WRITTEN REQUEST
Return only the count of lines in which the word "分论点或中心论点" appears.

DATA ENTRIES
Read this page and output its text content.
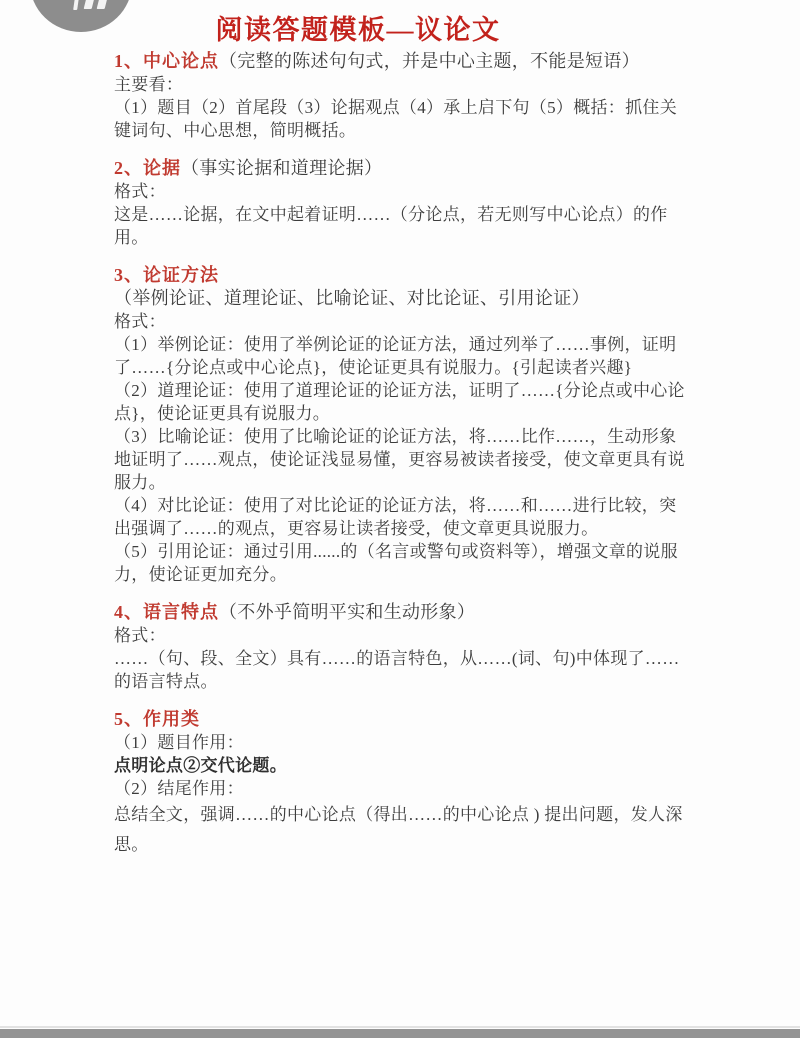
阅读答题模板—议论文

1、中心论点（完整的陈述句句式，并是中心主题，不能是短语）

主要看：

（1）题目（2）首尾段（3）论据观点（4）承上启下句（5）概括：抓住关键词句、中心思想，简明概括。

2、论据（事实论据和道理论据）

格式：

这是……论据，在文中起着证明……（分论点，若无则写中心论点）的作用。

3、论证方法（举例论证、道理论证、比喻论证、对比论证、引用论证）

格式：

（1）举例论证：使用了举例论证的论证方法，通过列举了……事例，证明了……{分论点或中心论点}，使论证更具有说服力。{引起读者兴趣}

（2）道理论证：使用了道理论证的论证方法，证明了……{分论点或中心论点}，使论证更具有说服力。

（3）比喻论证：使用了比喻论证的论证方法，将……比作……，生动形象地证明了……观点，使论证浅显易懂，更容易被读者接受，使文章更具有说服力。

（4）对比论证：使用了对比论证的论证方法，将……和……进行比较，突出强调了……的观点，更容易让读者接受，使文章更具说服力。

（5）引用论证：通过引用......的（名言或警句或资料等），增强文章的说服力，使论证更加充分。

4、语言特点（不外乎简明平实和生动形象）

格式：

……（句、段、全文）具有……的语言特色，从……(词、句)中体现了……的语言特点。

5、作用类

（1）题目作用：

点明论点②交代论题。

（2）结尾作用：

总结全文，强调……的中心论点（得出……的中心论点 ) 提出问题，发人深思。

---

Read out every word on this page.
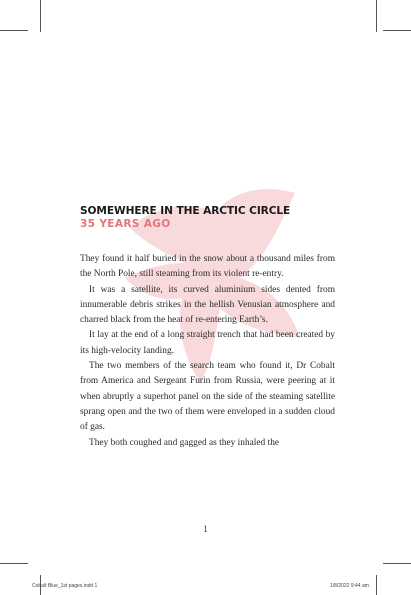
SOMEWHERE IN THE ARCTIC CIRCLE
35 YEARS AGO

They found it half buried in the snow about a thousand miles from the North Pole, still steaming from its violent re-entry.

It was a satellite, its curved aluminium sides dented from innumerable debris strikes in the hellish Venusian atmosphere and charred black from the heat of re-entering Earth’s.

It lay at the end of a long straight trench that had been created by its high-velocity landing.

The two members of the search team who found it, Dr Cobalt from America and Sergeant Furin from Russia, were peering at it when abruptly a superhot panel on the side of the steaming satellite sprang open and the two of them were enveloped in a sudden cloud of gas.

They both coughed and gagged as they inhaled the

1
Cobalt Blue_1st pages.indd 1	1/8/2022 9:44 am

EXPECTED OUTPUT
2